# [Task directions]
In the copy, keep every record exact and leave out all images.

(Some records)
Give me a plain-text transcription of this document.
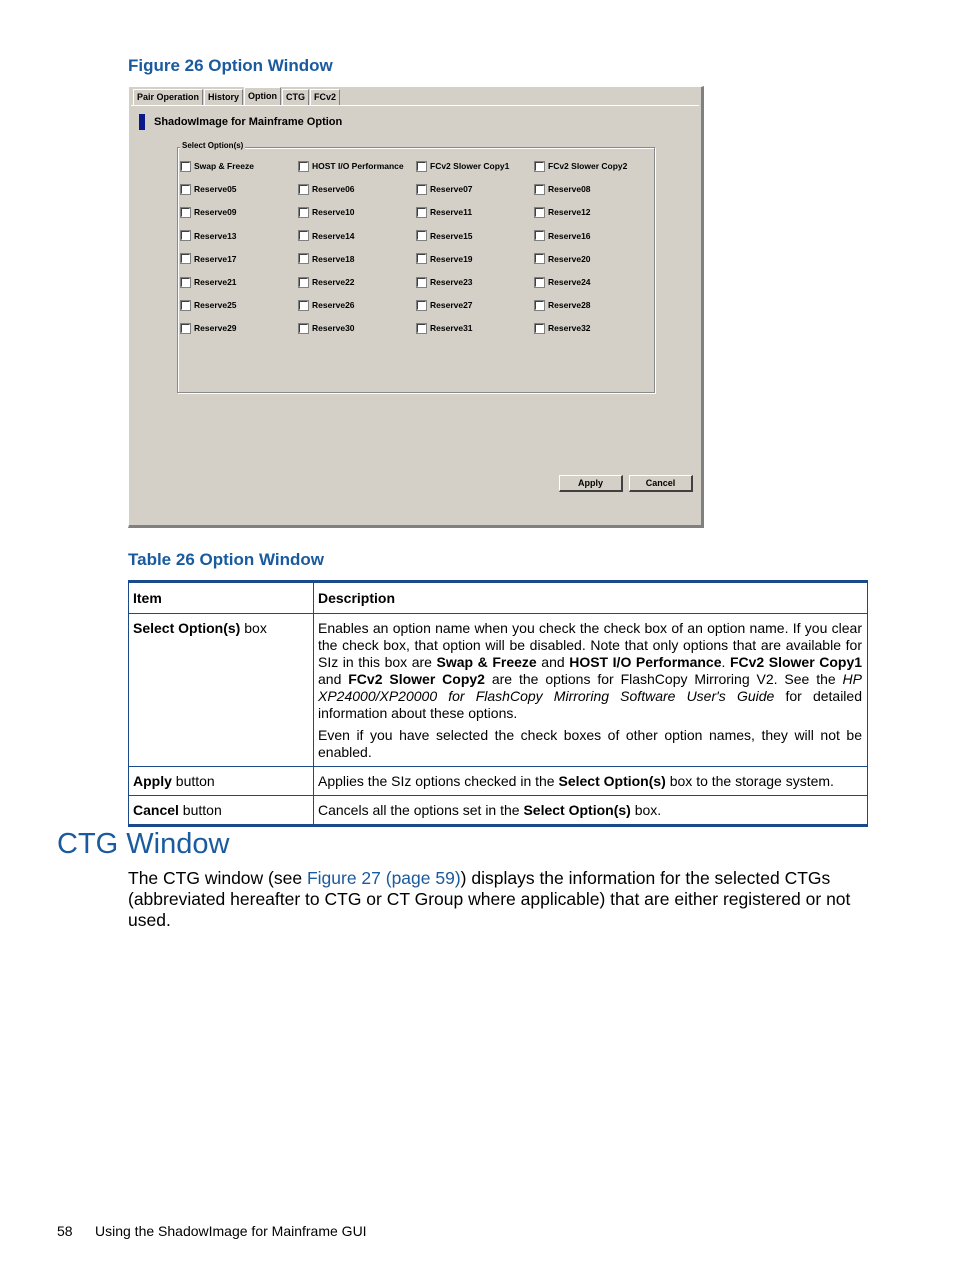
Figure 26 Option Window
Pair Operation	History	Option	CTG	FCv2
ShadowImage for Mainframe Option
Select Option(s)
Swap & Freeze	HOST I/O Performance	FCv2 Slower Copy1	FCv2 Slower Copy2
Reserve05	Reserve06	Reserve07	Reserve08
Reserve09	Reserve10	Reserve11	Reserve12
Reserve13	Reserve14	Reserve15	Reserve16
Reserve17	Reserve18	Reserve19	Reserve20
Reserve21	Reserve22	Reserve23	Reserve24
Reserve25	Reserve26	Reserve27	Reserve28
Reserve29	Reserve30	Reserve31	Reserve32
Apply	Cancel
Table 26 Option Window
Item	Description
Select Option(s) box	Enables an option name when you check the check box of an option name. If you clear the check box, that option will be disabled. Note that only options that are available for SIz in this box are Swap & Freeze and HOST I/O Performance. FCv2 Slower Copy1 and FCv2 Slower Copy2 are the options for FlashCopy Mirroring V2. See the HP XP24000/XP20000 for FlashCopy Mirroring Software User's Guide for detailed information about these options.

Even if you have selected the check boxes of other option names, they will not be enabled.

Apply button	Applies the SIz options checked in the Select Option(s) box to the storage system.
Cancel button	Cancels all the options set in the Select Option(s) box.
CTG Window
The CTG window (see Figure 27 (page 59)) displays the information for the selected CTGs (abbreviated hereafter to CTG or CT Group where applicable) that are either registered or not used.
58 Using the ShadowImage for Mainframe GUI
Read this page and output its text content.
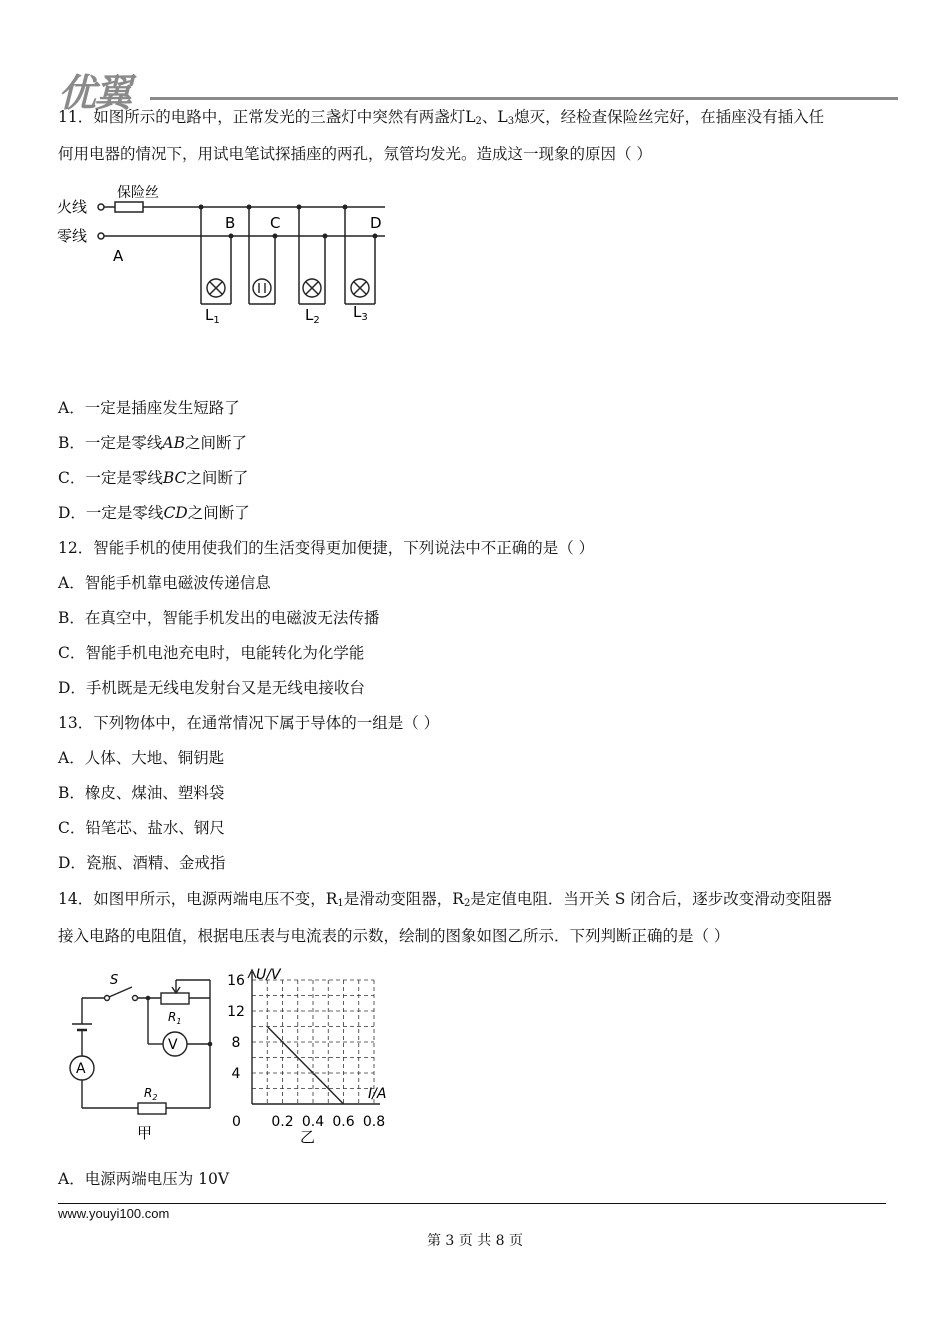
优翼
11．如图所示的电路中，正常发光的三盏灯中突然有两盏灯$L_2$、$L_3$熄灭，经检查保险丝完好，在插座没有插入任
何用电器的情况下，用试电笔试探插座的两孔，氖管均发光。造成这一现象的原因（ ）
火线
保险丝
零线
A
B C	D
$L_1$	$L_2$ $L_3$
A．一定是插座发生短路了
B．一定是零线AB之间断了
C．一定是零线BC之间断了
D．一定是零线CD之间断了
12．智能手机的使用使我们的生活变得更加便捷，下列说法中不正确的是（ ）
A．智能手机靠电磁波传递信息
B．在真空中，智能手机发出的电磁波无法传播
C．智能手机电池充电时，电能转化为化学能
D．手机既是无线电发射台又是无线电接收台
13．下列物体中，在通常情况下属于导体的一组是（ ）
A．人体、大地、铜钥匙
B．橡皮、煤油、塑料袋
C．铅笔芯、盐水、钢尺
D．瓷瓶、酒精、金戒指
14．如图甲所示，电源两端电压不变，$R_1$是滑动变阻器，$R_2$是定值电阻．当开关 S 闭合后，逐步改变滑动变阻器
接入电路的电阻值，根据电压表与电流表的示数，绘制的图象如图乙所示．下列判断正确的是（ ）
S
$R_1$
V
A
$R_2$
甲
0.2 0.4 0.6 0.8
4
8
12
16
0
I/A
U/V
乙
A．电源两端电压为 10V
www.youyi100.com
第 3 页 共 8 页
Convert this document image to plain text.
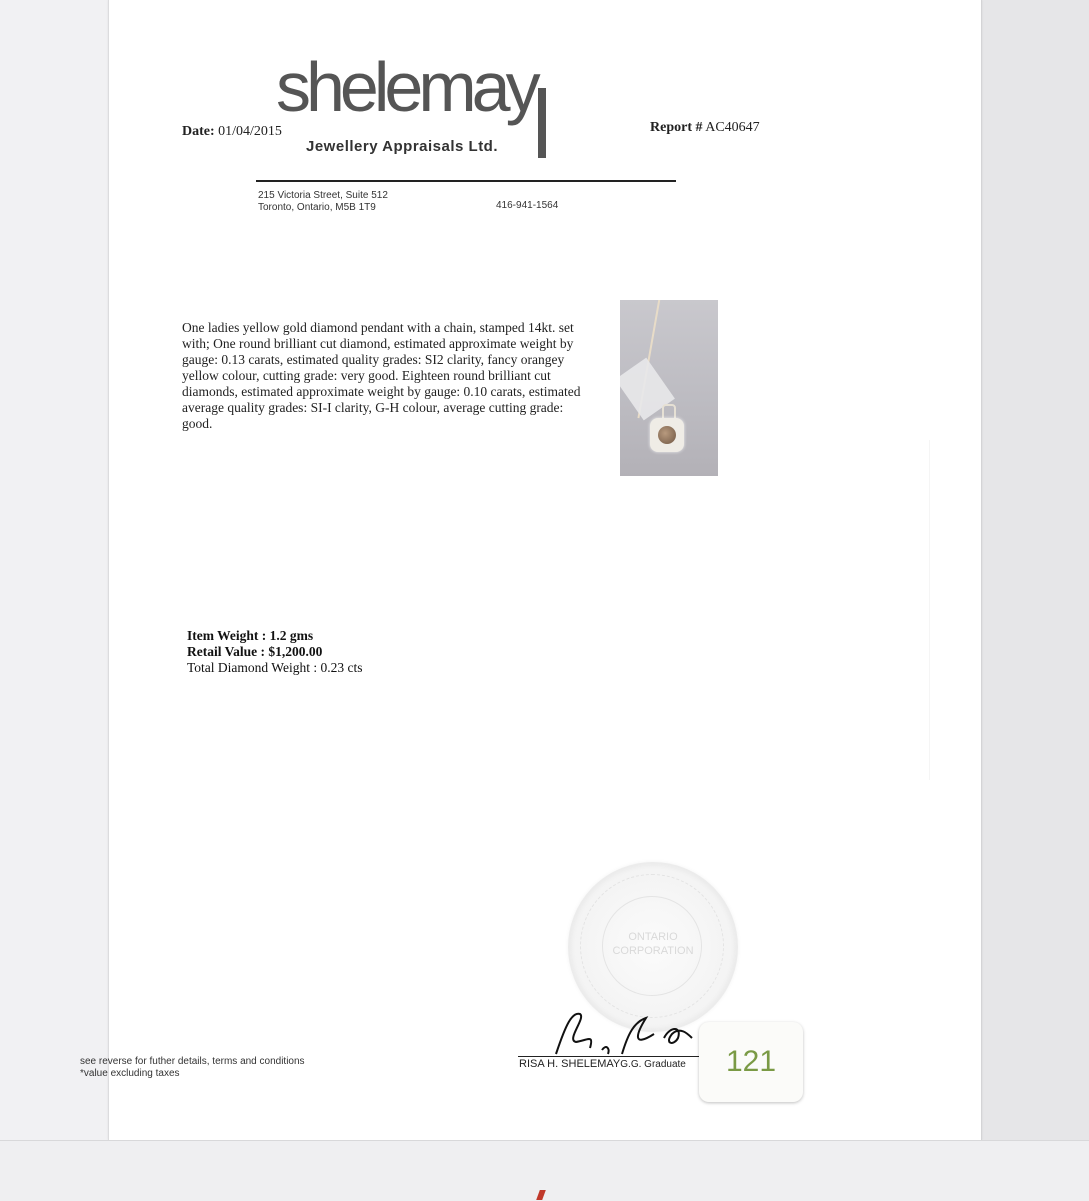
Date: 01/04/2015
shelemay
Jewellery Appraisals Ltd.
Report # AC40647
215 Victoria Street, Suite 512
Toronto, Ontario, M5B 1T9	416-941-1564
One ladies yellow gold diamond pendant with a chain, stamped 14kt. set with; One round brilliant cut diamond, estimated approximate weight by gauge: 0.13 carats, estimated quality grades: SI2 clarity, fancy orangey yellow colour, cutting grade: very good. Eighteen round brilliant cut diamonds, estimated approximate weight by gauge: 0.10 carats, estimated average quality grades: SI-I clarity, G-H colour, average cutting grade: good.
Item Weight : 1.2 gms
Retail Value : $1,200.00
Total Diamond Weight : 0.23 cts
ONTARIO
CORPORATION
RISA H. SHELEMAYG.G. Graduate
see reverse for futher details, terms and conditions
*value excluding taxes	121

# [Complete answer]
Give me a plain-text transcription of this document.
Figure 26 Option Window
Pair Operation	History	Option	CTG	FCv2
ShadowImage for Mainframe Option
Select Option(s)
Swap & Freeze	HOST I/O Performance	FCv2 Slower Copy1	FCv2 Slower Copy2
Reserve05	Reserve06	Reserve07	Reserve08
Reserve09	Reserve10	Reserve11	Reserve12
Reserve13	Reserve14	Reserve15	Reserve16
Reserve17	Reserve18	Reserve19	Reserve20
Reserve21	Reserve22	Reserve23	Reserve24
Reserve25	Reserve26	Reserve27	Reserve28
Reserve29	Reserve30	Reserve31	Reserve32
Apply	Cancel
Table 26 Option Window
Item	Description
Select Option(s) box	Enables an option name when you check the check box of an option name. If you clear the check box, that option will be disabled. Note that only options that are available for SIz in this box are Swap & Freeze and HOST I/O Performance. FCv2 Slower Copy1 and FCv2 Slower Copy2 are the options for FlashCopy Mirroring V2. See the HP XP24000/XP20000 for FlashCopy Mirroring Software User's Guide for detailed information about these options.

Even if you have selected the check boxes of other option names, they will not be enabled.

Apply button	Applies the SIz options checked in the Select Option(s) box to the storage system.
Cancel button	Cancels all the options set in the Select Option(s) box.
CTG Window
The CTG window (see Figure 27 (page 59)) displays the information for the selected CTGs (abbreviated hereafter to CTG or CT Group where applicable) that are either registered or not used.
58 Using the ShadowImage for Mainframe GUI
Read this page and output its text content.
优翼
11．如图所示的电路中，正常发光的三盏灯中突然有两盏灯$L_2$、$L_3$熄灭，经检查保险丝完好，在插座没有插入任
何用电器的情况下，用试电笔试探插座的两孔，氖管均发光。造成这一现象的原因（ ）
火线
保险丝
零线
A
B C	D
$L_1$	$L_2$ $L_3$
A．一定是插座发生短路了
B．一定是零线AB之间断了
C．一定是零线BC之间断了
D．一定是零线CD之间断了
12．智能手机的使用使我们的生活变得更加便捷，下列说法中不正确的是（ ）
A．智能手机靠电磁波传递信息
B．在真空中，智能手机发出的电磁波无法传播
C．智能手机电池充电时，电能转化为化学能
D．手机既是无线电发射台又是无线电接收台
13．下列物体中，在通常情况下属于导体的一组是（ ）
A．人体、大地、铜钥匙
B．橡皮、煤油、塑料袋
C．铅笔芯、盐水、钢尺
D．瓷瓶、酒精、金戒指
14．如图甲所示，电源两端电压不变，$R_1$是滑动变阻器，$R_2$是定值电阻．当开关 S 闭合后，逐步改变滑动变阻器
接入电路的电阻值，根据电压表与电流表的示数，绘制的图象如图乙所示．下列判断正确的是（ ）
S
$R_1$
V
A
$R_2$
甲
0.2 0.4 0.6 0.8
4
8
12
16
0
I/A
U/V
乙
A．电源两端电压为 10V
www.youyi100.com
第 3 页 共 8 页
Convert this document image to plain text.
Date: 01/04/2015
shelemay
Jewellery Appraisals Ltd.
Report # AC40647
215 Victoria Street, Suite 512
Toronto, Ontario, M5B 1T9	416-941-1564
One ladies yellow gold diamond pendant with a chain, stamped 14kt. set with; One round brilliant cut diamond, estimated approximate weight by gauge: 0.13 carats, estimated quality grades: SI2 clarity, fancy orangey yellow colour, cutting grade: very good. Eighteen round brilliant cut diamonds, estimated approximate weight by gauge: 0.10 carats, estimated average quality grades: SI-I clarity, G-H colour, average cutting grade: good.
Item Weight : 1.2 gms
Retail Value : $1,200.00
Total Diamond Weight : 0.23 cts
ONTARIO
CORPORATION
RISA H. SHELEMAYG.G. Graduate
see reverse for futher details, terms and conditions
*value excluding taxes	121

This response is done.